[About this task] Write a continuation of the review of the year in New Orleans theater, starting right after its final sentence.

The big news in theater this year was small. Some of the biggest surprises were either small shows or on small stages.
The New Orleans Fringe Festival appeared on the scene almost magically, like a flock of doves out of an opera hat. Directors Dennis Monn and Kristen Evans assembled a vast grab bag of nearly 120 performances at 14 locations, some of which are new and bear intriguing titles like the Skull Club and Dr. Velour's Living Room. Familiar downtown venues included the Marigny Theatre, the Hi-Ho Lounge and the Voodoo Mystere Lounge. Le Chat Noir presented its New Plays Festival (10 original shorts directed by Carl Walker) in association with Fringe. Growing pains for the Fringe Festival included the collapse of a box-office tent, but the event is off to a solid start and the organizers expect to make it an annual one.
Southern Rep continues to thrive and offer well-honed productions of contemporary works like The Seafarer. The theater also provided a venue for independent companies. Newly formed FourFront Theatre presented the satiric Gutenberg! The Musical! as well as The History Boys, a meditation on traditional versus modern approaches to pedagogy.
The Anthony Bean Community Theater has presented many plays by the late August Wilson, who is best known for his ambitious decade-by-decade chronicle of the African-American experience in the 20th century. This year, Anthony Bean directed Radio Golf, the last installment in the sequence. Bean continued to write and direct new works, including the sensitive and nuanced Unplugged, a play that looked at sexual identity issues among young men in a popular boy band.

[Bounding box prediction data]
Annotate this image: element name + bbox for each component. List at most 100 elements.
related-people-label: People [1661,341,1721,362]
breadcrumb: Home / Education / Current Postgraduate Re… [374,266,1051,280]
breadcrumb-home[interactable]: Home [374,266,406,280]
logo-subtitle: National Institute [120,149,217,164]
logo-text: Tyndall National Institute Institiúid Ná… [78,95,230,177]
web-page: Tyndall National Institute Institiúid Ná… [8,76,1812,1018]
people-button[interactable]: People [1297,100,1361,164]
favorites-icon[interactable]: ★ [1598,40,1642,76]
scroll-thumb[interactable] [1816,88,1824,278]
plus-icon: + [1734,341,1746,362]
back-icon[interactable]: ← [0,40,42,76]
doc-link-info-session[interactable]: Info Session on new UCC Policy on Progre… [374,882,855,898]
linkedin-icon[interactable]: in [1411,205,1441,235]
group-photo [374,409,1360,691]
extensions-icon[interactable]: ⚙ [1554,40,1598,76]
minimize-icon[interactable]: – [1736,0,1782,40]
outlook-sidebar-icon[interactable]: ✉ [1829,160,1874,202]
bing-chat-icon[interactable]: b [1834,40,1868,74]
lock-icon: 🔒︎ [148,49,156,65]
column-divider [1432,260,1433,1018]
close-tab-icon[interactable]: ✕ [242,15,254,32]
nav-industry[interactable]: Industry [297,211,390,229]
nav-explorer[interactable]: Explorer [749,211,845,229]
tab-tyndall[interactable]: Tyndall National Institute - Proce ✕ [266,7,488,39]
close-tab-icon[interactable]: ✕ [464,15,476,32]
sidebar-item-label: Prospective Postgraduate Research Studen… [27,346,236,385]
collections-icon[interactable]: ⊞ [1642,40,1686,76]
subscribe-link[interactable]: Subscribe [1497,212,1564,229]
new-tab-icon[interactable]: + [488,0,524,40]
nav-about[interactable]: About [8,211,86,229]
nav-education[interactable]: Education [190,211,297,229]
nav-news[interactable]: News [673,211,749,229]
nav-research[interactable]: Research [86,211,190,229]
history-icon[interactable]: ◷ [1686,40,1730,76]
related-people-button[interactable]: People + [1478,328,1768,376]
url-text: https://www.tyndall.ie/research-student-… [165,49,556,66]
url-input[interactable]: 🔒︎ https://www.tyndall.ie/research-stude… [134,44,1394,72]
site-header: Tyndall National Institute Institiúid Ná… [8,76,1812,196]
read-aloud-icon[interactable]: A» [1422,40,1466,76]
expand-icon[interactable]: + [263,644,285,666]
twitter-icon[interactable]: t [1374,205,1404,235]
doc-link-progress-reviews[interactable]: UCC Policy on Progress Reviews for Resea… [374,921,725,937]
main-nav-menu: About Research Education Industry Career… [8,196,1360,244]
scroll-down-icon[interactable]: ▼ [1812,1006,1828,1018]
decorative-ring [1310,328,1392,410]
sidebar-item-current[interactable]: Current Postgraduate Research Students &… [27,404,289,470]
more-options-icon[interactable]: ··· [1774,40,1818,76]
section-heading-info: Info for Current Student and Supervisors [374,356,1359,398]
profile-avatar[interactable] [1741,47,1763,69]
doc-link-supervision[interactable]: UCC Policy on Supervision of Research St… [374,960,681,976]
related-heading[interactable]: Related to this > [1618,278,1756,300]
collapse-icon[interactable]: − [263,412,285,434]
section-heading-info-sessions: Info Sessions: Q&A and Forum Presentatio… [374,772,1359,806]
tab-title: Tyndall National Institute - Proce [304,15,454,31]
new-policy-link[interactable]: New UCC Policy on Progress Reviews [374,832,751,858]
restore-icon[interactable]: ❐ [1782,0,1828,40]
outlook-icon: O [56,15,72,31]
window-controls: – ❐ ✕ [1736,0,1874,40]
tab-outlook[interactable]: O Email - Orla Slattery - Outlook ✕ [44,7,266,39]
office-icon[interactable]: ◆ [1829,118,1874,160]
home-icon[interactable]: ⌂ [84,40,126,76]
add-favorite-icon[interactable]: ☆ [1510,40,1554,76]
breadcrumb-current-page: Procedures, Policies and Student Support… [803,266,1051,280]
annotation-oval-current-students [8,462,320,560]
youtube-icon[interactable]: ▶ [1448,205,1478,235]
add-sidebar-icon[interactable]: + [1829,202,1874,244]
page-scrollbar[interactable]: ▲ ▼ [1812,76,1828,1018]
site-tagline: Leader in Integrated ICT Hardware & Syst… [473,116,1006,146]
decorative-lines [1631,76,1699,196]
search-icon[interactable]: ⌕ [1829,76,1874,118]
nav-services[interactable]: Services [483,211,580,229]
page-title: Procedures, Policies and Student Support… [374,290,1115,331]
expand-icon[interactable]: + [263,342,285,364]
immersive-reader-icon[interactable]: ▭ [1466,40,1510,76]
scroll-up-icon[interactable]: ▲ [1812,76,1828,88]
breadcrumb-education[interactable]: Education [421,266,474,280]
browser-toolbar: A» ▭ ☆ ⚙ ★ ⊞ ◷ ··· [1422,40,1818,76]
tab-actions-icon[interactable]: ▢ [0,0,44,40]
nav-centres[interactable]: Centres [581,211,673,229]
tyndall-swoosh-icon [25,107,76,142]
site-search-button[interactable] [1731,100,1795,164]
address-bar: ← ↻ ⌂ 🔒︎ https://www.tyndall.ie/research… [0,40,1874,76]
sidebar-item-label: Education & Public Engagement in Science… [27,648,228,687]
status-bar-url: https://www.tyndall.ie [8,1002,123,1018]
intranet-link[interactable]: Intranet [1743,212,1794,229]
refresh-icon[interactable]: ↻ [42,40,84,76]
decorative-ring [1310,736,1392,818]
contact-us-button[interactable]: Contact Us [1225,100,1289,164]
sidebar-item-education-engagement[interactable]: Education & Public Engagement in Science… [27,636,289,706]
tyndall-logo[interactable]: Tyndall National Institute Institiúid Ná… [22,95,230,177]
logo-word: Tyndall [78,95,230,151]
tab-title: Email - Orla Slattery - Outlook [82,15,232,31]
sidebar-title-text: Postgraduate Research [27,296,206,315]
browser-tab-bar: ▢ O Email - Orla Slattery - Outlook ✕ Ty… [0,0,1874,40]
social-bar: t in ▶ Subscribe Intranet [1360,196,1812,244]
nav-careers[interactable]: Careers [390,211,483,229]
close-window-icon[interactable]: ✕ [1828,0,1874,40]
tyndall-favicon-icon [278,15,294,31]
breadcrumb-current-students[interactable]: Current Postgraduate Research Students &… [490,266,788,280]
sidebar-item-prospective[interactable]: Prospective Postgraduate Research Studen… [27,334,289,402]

[Output of the exercise]
Actors Theatre of New Orleans made an audacious departure with Rabbit Hole (directed by and starring René J.F. Piazza). The company is best known for comedy, often zany, but it showed skill in challenging dramas this year, bringing a fine sensibility to Rabbit Hole's tale of loss.
Le Chat Noir brought us director Natasha Ramer's staging of I Take Your Hand in Mine, the story of the love affair between playwright Anton Chekhov and Olga Knipper, one of the stars of the Moscow Arts Theater. Le Chat also staged its share of comic offerings, like a return engagement of Goin' to Jackson, written and performed with verve by Jamie Wax. Ricky Graham was as busy as ever on Le Chat's stage, and Running With Scissors added some of its hilarious cross-dressed parodies to the mix.
Le Petit Theatre's two stages were full of music. The main stage featured a lineup of popular musicals. John Grimsley skillfully directed Annie, Derek Franklin and Sonny Borey gave us Rent, and Cabaret rounded out the classics. Next door in Muriel's Cabaret, the NOLA Project and InSideOut Productions teamed up to stage Side Man, a dark, fascinating study of the difficulties of being a professional musician and supporting a family.
The Jefferson Performing Arts Society presented a full array of productions, from serious drama to musicals to opera, but some of the most enjoyable shows struck a similar chord with quixotic titles like The Great American Trailer Park Musical and Return to the Forbidden Planet. The results were suitably sensational in both cases.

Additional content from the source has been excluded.